### Work required
Whenever a line below holds the word "kelib", copy that line.

(Extracted data entries)
* Begin *
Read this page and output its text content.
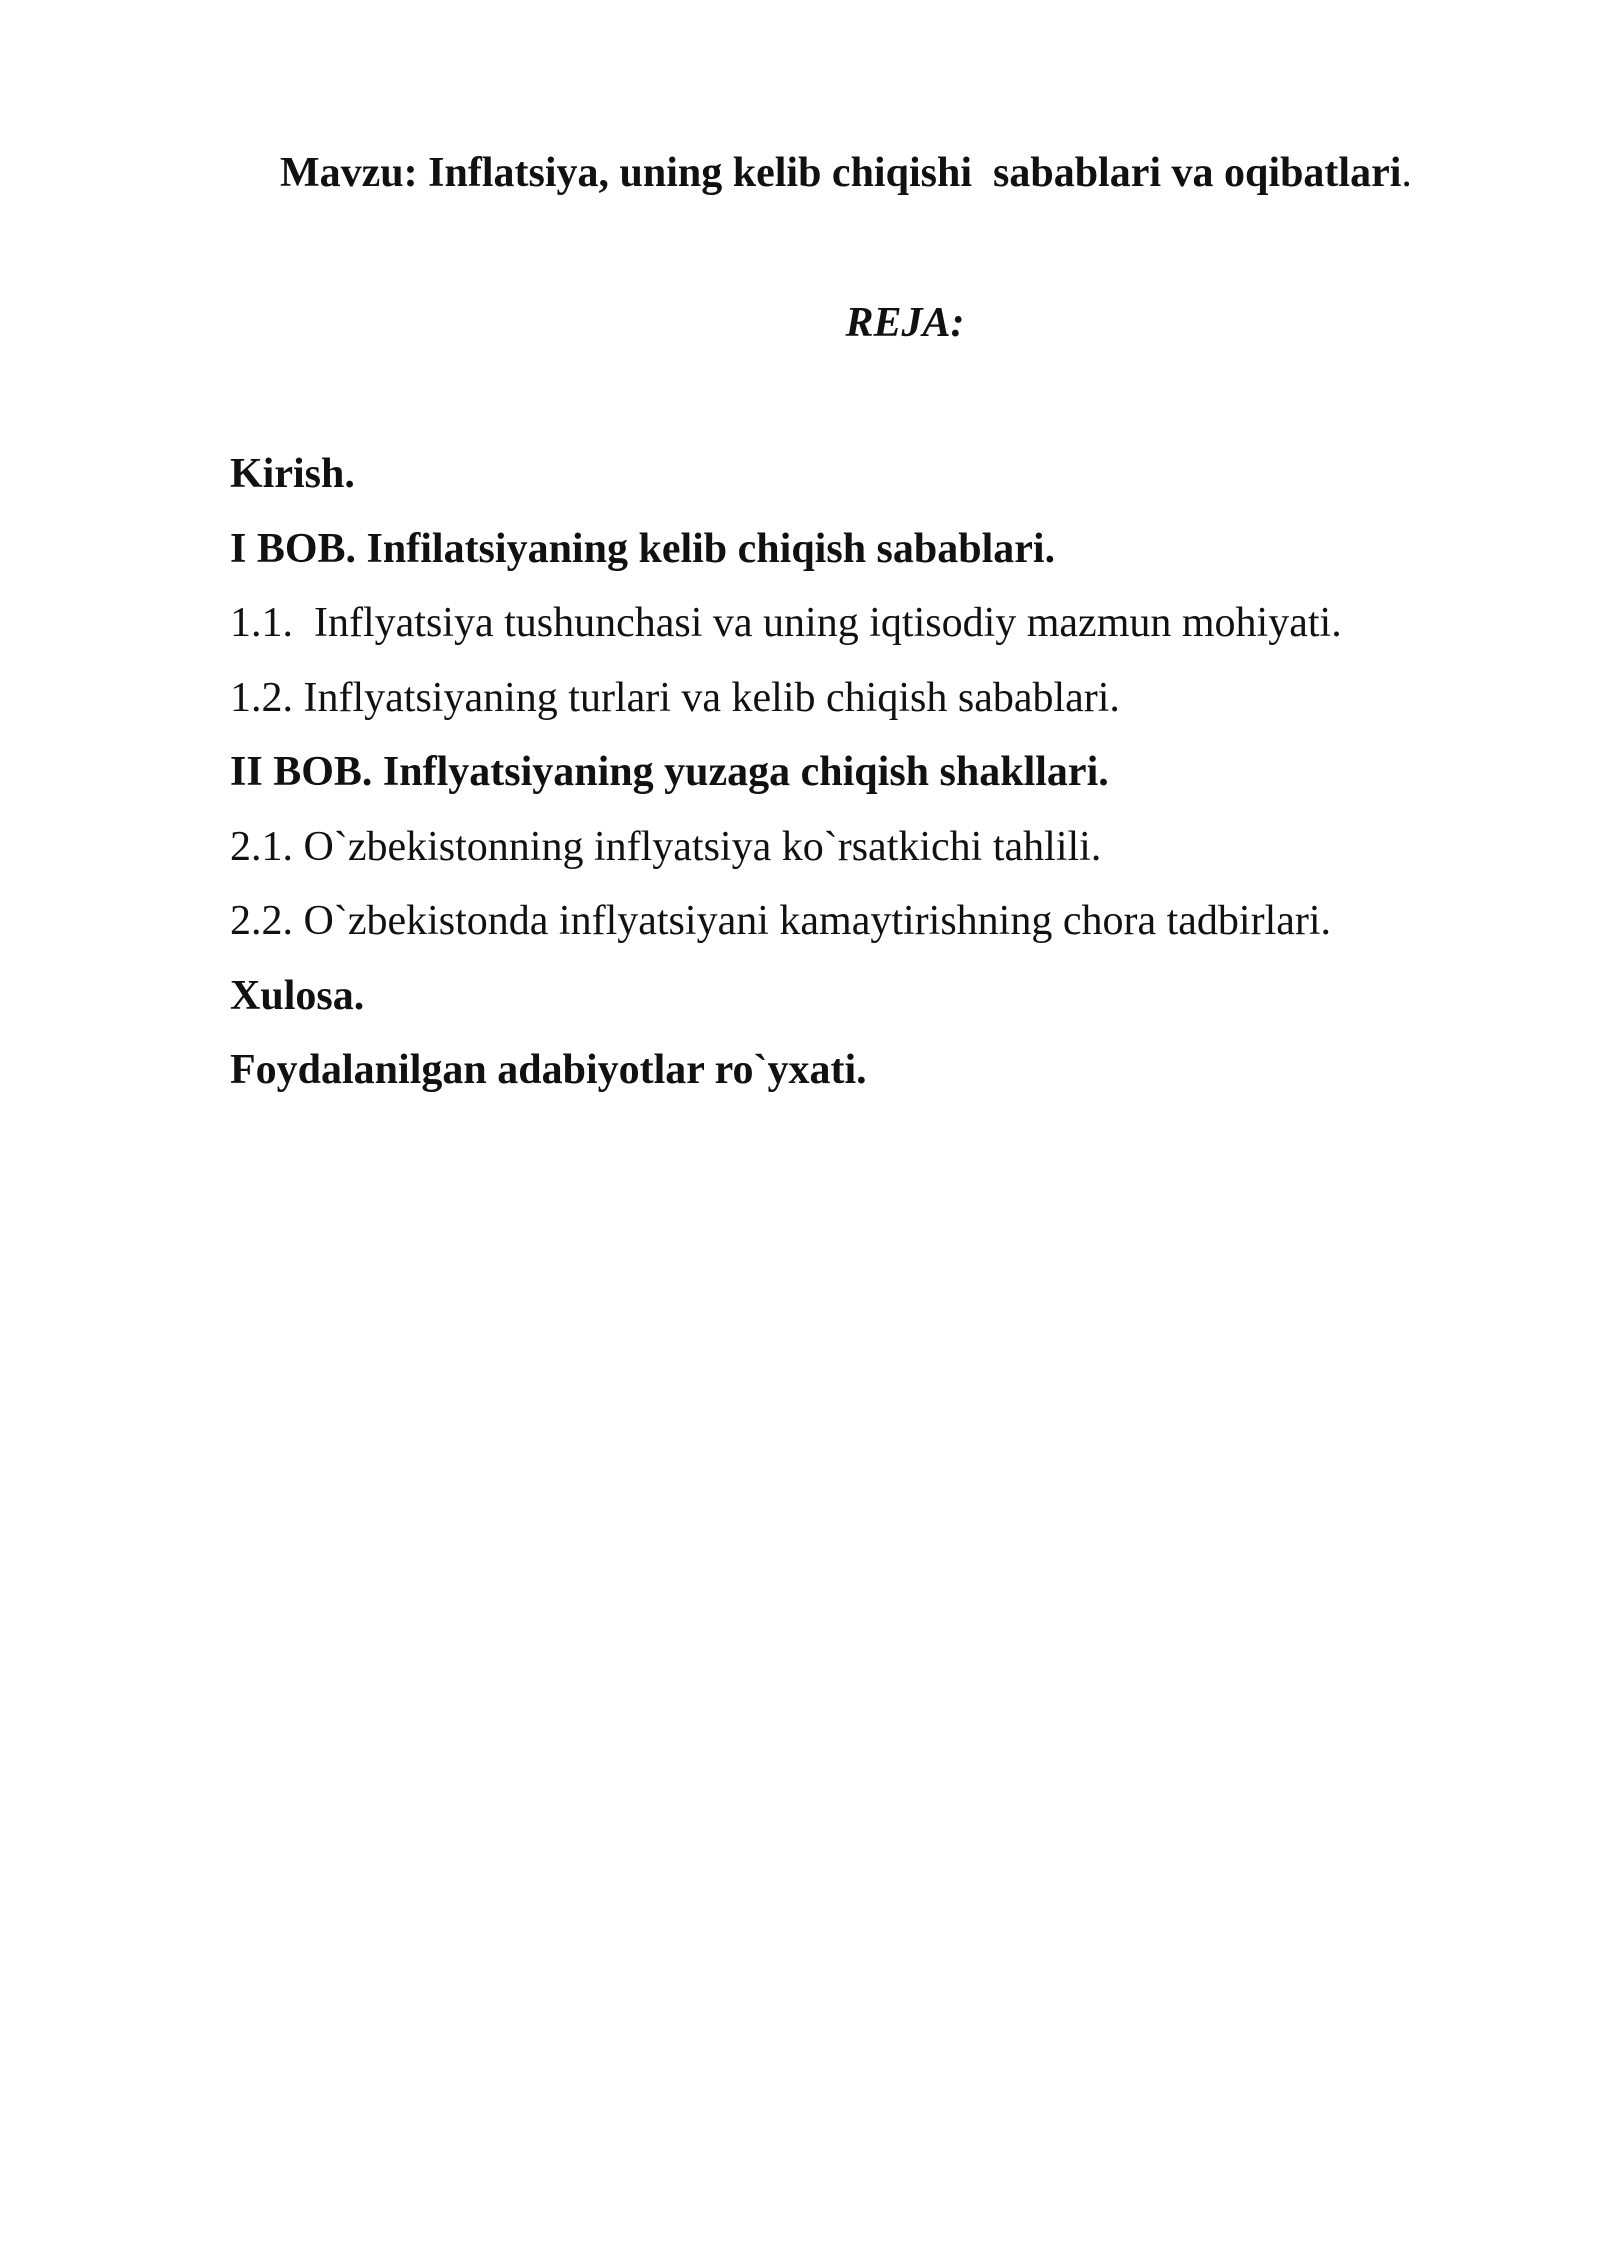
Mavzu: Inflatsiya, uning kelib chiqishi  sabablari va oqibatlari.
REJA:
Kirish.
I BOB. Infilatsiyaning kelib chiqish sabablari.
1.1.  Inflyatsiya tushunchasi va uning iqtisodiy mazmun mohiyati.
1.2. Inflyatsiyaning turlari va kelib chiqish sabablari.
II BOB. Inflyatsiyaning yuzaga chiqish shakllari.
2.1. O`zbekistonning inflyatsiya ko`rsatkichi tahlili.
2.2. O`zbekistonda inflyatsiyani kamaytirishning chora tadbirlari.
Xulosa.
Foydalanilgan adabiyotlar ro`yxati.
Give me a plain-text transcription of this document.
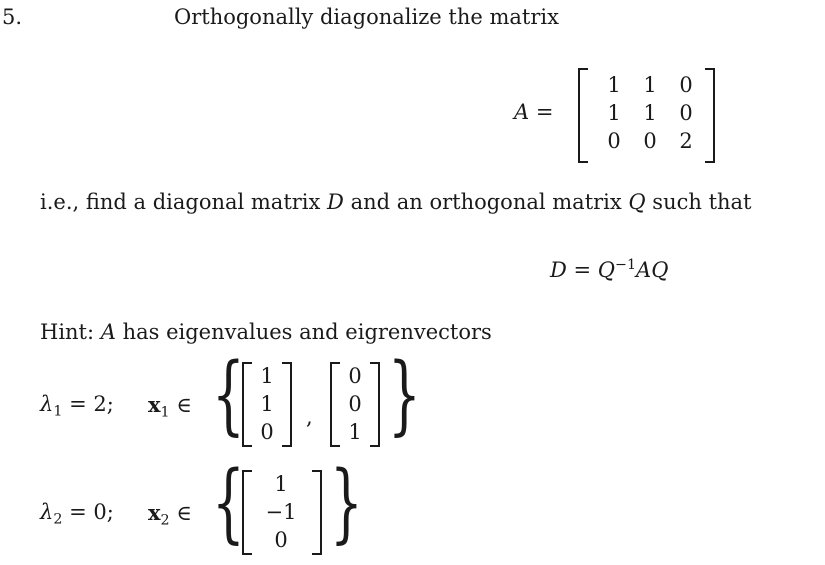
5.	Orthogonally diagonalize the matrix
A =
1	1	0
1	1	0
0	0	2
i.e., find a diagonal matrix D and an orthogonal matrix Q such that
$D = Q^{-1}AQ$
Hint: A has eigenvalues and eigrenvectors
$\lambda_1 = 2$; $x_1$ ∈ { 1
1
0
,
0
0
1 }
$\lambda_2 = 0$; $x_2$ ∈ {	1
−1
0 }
* End *
### Written solution
Mavzu: Inflatsiya, uning kelib chiqishi  sabablari va oqibatlari.
I BOB. Infilatsiyaning kelib chiqish sabablari.
1.2. Inflyatsiyaning turlari va kelib chiqish sabablari.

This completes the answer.